Element-and-box listings:
•••

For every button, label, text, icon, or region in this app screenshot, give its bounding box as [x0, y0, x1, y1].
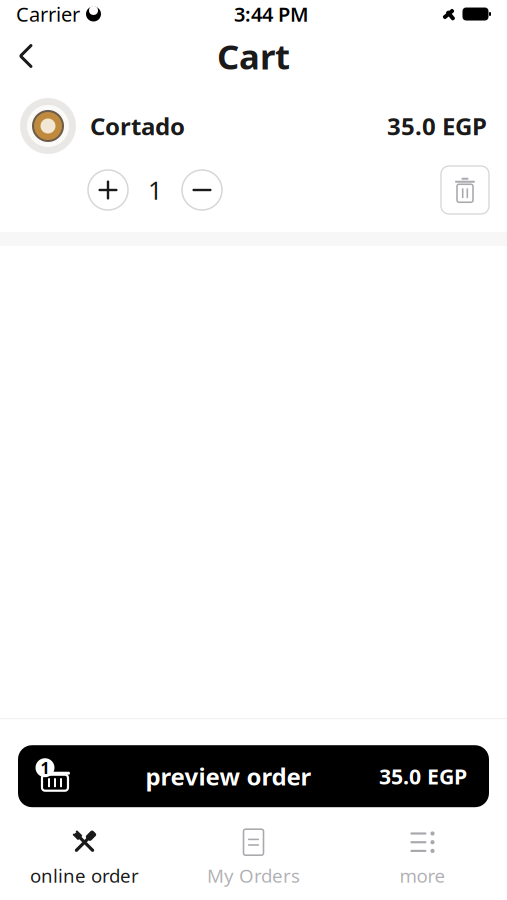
- staticText: 3:44 PM: [234, 1, 309, 27]
- button[interactable]: more: [338, 821, 507, 894]
- staticText: Cortado: [90, 110, 185, 142]
- staticText: Cart: [217, 33, 290, 79]
- button[interactable]: Remove item: [441, 166, 489, 214]
- staticText: 1: [148, 173, 162, 207]
- button[interactable]: My Orders: [169, 821, 338, 894]
- staticText: 1: [40, 757, 50, 778]
- staticText: My Orders: [207, 863, 300, 888]
- button[interactable]: 1: [18, 745, 489, 807]
- button[interactable]: Decrease quantity: [176, 164, 228, 216]
- button[interactable]: online order: [0, 821, 169, 894]
- button[interactable]: Increase quantity: [82, 164, 134, 216]
- staticText: 35.0 EGP: [387, 110, 487, 142]
- button[interactable]: Back: [4, 34, 48, 78]
- staticText: preview order: [146, 760, 312, 792]
- staticText: more: [400, 863, 446, 888]
- staticText: 35.0 EGP: [379, 762, 467, 790]
- staticText: online order: [30, 863, 139, 888]
- staticText: Carrier: [16, 1, 80, 27]
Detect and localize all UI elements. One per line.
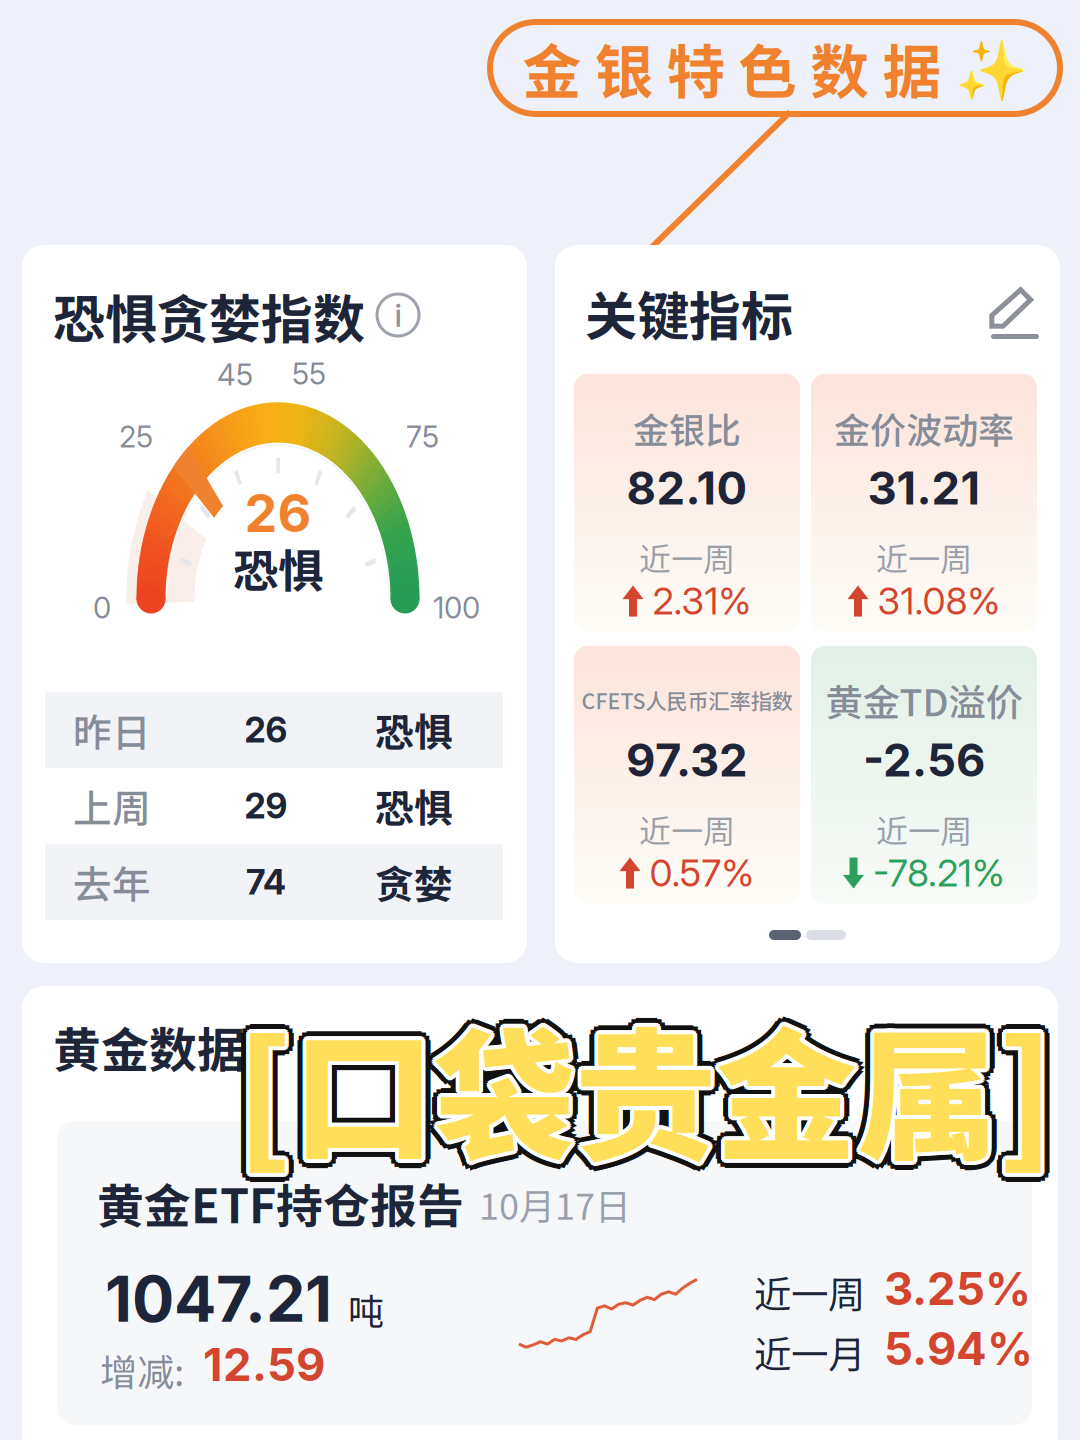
staticText: 金 银 特 色 数 据 ✨ bbox=[522, 26, 1028, 110]
staticText: 近一周 bbox=[754, 1265, 865, 1319]
button[interactable]: 金 银 特 色 数 据 ✨ bbox=[490, 22, 1060, 114]
staticText: 近一月 bbox=[754, 1325, 865, 1379]
button[interactable]: 黄金ETF持仓报告 bbox=[57, 1121, 1032, 1425]
staticText: 25 bbox=[119, 419, 153, 454]
staticText: 100 bbox=[433, 590, 480, 626]
staticText: 0 bbox=[93, 590, 111, 626]
staticText: 55 bbox=[292, 356, 326, 392]
staticText: 75 bbox=[406, 419, 439, 454]
button[interactable]: CFETS人民币汇率指数 bbox=[574, 646, 800, 904]
staticText: CFETS人民币汇率指数 bbox=[582, 685, 792, 716]
staticText: 0.57% bbox=[650, 850, 754, 896]
staticText: 1047.21 bbox=[105, 1261, 332, 1337]
staticText: [口袋贵金属] bbox=[236, 993, 1055, 1198]
staticText: [口袋贵金属] bbox=[237, 988, 1056, 1193]
staticText: 5.94% bbox=[884, 1321, 1033, 1376]
staticText: [口袋贵金属] bbox=[232, 983, 1051, 1188]
staticText: 金价波动率 bbox=[834, 402, 1014, 454]
staticText: [口袋贵金属] bbox=[237, 980, 1056, 1185]
staticText: [口袋贵金属] bbox=[240, 976, 1060, 1181]
staticText: 26 bbox=[244, 482, 312, 544]
staticText: 近一周 bbox=[876, 806, 972, 852]
staticText: 去年 bbox=[73, 854, 151, 910]
staticText: 29 bbox=[244, 785, 288, 827]
staticText: 31.21 bbox=[868, 461, 980, 516]
staticText: 恐惧贪婪指数 bbox=[53, 278, 365, 353]
staticText: -78.21% bbox=[873, 850, 1005, 896]
staticText: 增减: bbox=[100, 1343, 184, 1397]
staticText: 2.31% bbox=[652, 578, 752, 624]
staticText: 45 bbox=[217, 357, 253, 392]
button[interactable]: 金银比 bbox=[574, 374, 800, 632]
staticText: 贪婪 bbox=[375, 854, 453, 910]
staticText: [口袋贵金属] bbox=[244, 980, 1063, 1184]
staticText: 31.08% bbox=[878, 578, 1000, 624]
button[interactable]: 指数说明 bbox=[377, 294, 419, 336]
staticText: 97.32 bbox=[626, 733, 748, 788]
staticText: [口袋贵金属] bbox=[232, 976, 1050, 1181]
staticText: -2.56 bbox=[863, 733, 985, 788]
staticText: [口袋贵金属] bbox=[240, 983, 1059, 1188]
staticText: 74 bbox=[246, 861, 286, 903]
staticText: [口袋贵金属] bbox=[228, 988, 1047, 1193]
button[interactable]: 编辑指标 bbox=[990, 293, 1040, 345]
staticText: 昨日 bbox=[73, 702, 151, 758]
staticText: 金银比 bbox=[633, 402, 741, 454]
staticText: [口袋贵金属] bbox=[236, 975, 1055, 1180]
staticText: [口袋贵金属] bbox=[240, 985, 1059, 1190]
staticText: 近一周 bbox=[639, 806, 735, 852]
staticText: [口袋贵金属] bbox=[235, 980, 1054, 1185]
staticText: 10月17日 bbox=[479, 1178, 631, 1230]
staticText: 黄金数据 bbox=[53, 1012, 245, 1082]
staticText: [口袋贵金属] bbox=[236, 984, 1055, 1189]
staticText: [口袋贵金属] bbox=[245, 984, 1064, 1189]
staticText: 恐惧 bbox=[233, 535, 323, 601]
staticText: 3.25% bbox=[884, 1261, 1031, 1316]
staticText: 恐惧 bbox=[375, 778, 453, 834]
staticText: [口袋贵金属] bbox=[239, 981, 1058, 1186]
staticText: [口袋贵金属] bbox=[240, 992, 1060, 1196]
staticText: 12.59 bbox=[203, 1337, 325, 1392]
staticText: 26 bbox=[244, 709, 288, 751]
staticText: 恐惧 bbox=[375, 702, 453, 758]
staticText: [口袋贵金属] bbox=[228, 980, 1047, 1184]
staticText: 关键指标 bbox=[585, 275, 793, 350]
staticText: [口袋贵金属] bbox=[232, 985, 1051, 1190]
staticText: [口袋贵金属] bbox=[233, 981, 1052, 1186]
staticText: 82.10 bbox=[626, 461, 748, 516]
staticText: 近一周 bbox=[639, 534, 735, 580]
staticText: [口袋贵金属] bbox=[239, 987, 1058, 1192]
staticText: [口袋贵金属] bbox=[235, 988, 1054, 1193]
staticText: 黄金TD溢价 bbox=[826, 673, 1022, 727]
staticText: i bbox=[394, 296, 402, 334]
staticText: [口袋贵金属] bbox=[227, 984, 1046, 1189]
button[interactable]: 金价波动率 bbox=[811, 374, 1037, 632]
staticText: [口袋贵金属] bbox=[244, 988, 1063, 1193]
staticText: 近一周 bbox=[876, 534, 972, 580]
staticText: [口袋贵金属] bbox=[233, 987, 1052, 1192]
staticText: [口袋贵金属] bbox=[232, 992, 1050, 1196]
button[interactable]: 黄金TD溢价 bbox=[811, 646, 1037, 904]
staticText: 黄金ETF持仓报告 bbox=[97, 1169, 464, 1237]
staticText: 吨 bbox=[348, 1283, 384, 1335]
staticText: 上周 bbox=[73, 778, 151, 834]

•••

Written problem -> Reproduce each of the entries above line for line, with every character unchanged, and omit the pictures from your reply.

Finished answer ->
For every button, label, text, icon, or region in this app screenshot, give its bounding box as [x0, y0, x1, y1].
- staticText: 3:44 PM: [234, 1, 309, 27]
- button[interactable]: more: [338, 821, 507, 894]
- staticText: Cortado: [90, 110, 185, 142]
- staticText: Cart: [217, 33, 290, 79]
- button[interactable]: Remove item: [441, 166, 489, 214]
- staticText: 1: [148, 173, 162, 207]
- button[interactable]: My Orders: [169, 821, 338, 894]
- staticText: 1: [40, 757, 50, 778]
- staticText: My Orders: [207, 863, 300, 888]
- button[interactable]: 1: [18, 745, 489, 807]
- button[interactable]: Decrease quantity: [176, 164, 228, 216]
- button[interactable]: online order: [0, 821, 169, 894]
- button[interactable]: Increase quantity: [82, 164, 134, 216]
- staticText: 35.0 EGP: [387, 110, 487, 142]
- button[interactable]: Back: [4, 34, 48, 78]
- staticText: preview order: [146, 760, 312, 792]
- staticText: more: [400, 863, 446, 888]
- staticText: 35.0 EGP: [379, 762, 467, 790]
- staticText: online order: [30, 863, 139, 888]
- staticText: Carrier: [16, 1, 80, 27]
Detect and localize all UI elements. One per line.
staticText: 金 银 特 色 数 据 ✨ bbox=[522, 26, 1028, 110]
staticText: 近一周 bbox=[754, 1265, 865, 1319]
button[interactable]: 金 银 特 色 数 据 ✨ bbox=[490, 22, 1060, 114]
staticText: 近一月 bbox=[754, 1325, 865, 1379]
button[interactable]: 黄金ETF持仓报告 bbox=[57, 1121, 1032, 1425]
staticText: 25 bbox=[119, 419, 153, 454]
staticText: 100 bbox=[433, 590, 480, 626]
staticText: 0 bbox=[93, 590, 111, 626]
staticText: 55 bbox=[292, 356, 326, 392]
staticText: 75 bbox=[406, 419, 439, 454]
button[interactable]: CFETS人民币汇率指数 bbox=[574, 646, 800, 904]
staticText: CFETS人民币汇率指数 bbox=[582, 685, 792, 716]
staticText: 0.57% bbox=[650, 850, 754, 896]
staticText: 1047.21 bbox=[105, 1261, 332, 1337]
staticText: [口袋贵金属] bbox=[236, 993, 1055, 1198]
staticText: [口袋贵金属] bbox=[237, 988, 1056, 1193]
staticText: 5.94% bbox=[884, 1321, 1033, 1376]
staticText: [口袋贵金属] bbox=[232, 983, 1051, 1188]
staticText: 金价波动率 bbox=[834, 402, 1014, 454]
staticText: [口袋贵金属] bbox=[237, 980, 1056, 1185]
staticText: [口袋贵金属] bbox=[240, 976, 1060, 1181]
staticText: 26 bbox=[244, 482, 312, 544]
staticText: 近一周 bbox=[876, 806, 972, 852]
staticText: 去年 bbox=[73, 854, 151, 910]
staticText: 29 bbox=[244, 785, 288, 827]
staticText: 31.21 bbox=[868, 461, 980, 516]
staticText: 恐惧贪婪指数 bbox=[53, 278, 365, 353]
staticText: -78.21% bbox=[873, 850, 1005, 896]
staticText: 增减: bbox=[100, 1343, 184, 1397]
staticText: 2.31% bbox=[652, 578, 752, 624]
staticText: 45 bbox=[217, 357, 253, 392]
button[interactable]: 金银比 bbox=[574, 374, 800, 632]
staticText: 贪婪 bbox=[375, 854, 453, 910]
staticText: [口袋贵金属] bbox=[244, 980, 1063, 1184]
staticText: 31.08% bbox=[878, 578, 1000, 624]
button[interactable]: 指数说明 bbox=[377, 294, 419, 336]
staticText: 97.32 bbox=[626, 733, 748, 788]
staticText: [口袋贵金属] bbox=[232, 976, 1050, 1181]
staticText: -2.56 bbox=[863, 733, 985, 788]
staticText: [口袋贵金属] bbox=[240, 983, 1059, 1188]
staticText: 74 bbox=[246, 861, 286, 903]
staticText: [口袋贵金属] bbox=[228, 988, 1047, 1193]
button[interactable]: 编辑指标 bbox=[990, 293, 1040, 345]
staticText: 昨日 bbox=[73, 702, 151, 758]
staticText: 金银比 bbox=[633, 402, 741, 454]
staticText: [口袋贵金属] bbox=[236, 975, 1055, 1180]
staticText: [口袋贵金属] bbox=[240, 985, 1059, 1190]
staticText: 近一周 bbox=[639, 806, 735, 852]
staticText: [口袋贵金属] bbox=[235, 980, 1054, 1185]
staticText: 10月17日 bbox=[479, 1178, 631, 1230]
staticText: 黄金数据 bbox=[53, 1012, 245, 1082]
staticText: [口袋贵金属] bbox=[236, 984, 1055, 1189]
staticText: [口袋贵金属] bbox=[245, 984, 1064, 1189]
staticText: 恐惧 bbox=[233, 535, 323, 601]
staticText: 3.25% bbox=[884, 1261, 1031, 1316]
staticText: 恐惧 bbox=[375, 778, 453, 834]
staticText: [口袋贵金属] bbox=[239, 981, 1058, 1186]
staticText: [口袋贵金属] bbox=[240, 992, 1060, 1196]
staticText: 12.59 bbox=[203, 1337, 325, 1392]
staticText: 26 bbox=[244, 709, 288, 751]
staticText: 恐惧 bbox=[375, 702, 453, 758]
staticText: [口袋贵金属] bbox=[228, 980, 1047, 1184]
staticText: 关键指标 bbox=[585, 275, 793, 350]
staticText: [口袋贵金属] bbox=[232, 985, 1051, 1190]
staticText: [口袋贵金属] bbox=[233, 981, 1052, 1186]
staticText: 82.10 bbox=[626, 461, 748, 516]
staticText: 近一周 bbox=[639, 534, 735, 580]
staticText: [口袋贵金属] bbox=[239, 987, 1058, 1192]
staticText: [口袋贵金属] bbox=[235, 988, 1054, 1193]
staticText: 黄金TD溢价 bbox=[826, 673, 1022, 727]
staticText: i bbox=[394, 296, 402, 334]
staticText: [口袋贵金属] bbox=[227, 984, 1046, 1189]
button[interactable]: 金价波动率 bbox=[811, 374, 1037, 632]
staticText: [口袋贵金属] bbox=[244, 988, 1063, 1193]
staticText: 近一周 bbox=[876, 534, 972, 580]
staticText: [口袋贵金属] bbox=[233, 987, 1052, 1192]
staticText: [口袋贵金属] bbox=[232, 992, 1050, 1196]
button[interactable]: 黄金TD溢价 bbox=[811, 646, 1037, 904]
staticText: 黄金ETF持仓报告 bbox=[97, 1169, 464, 1237]
staticText: 吨 bbox=[348, 1283, 384, 1335]
staticText: 上周 bbox=[73, 778, 151, 834]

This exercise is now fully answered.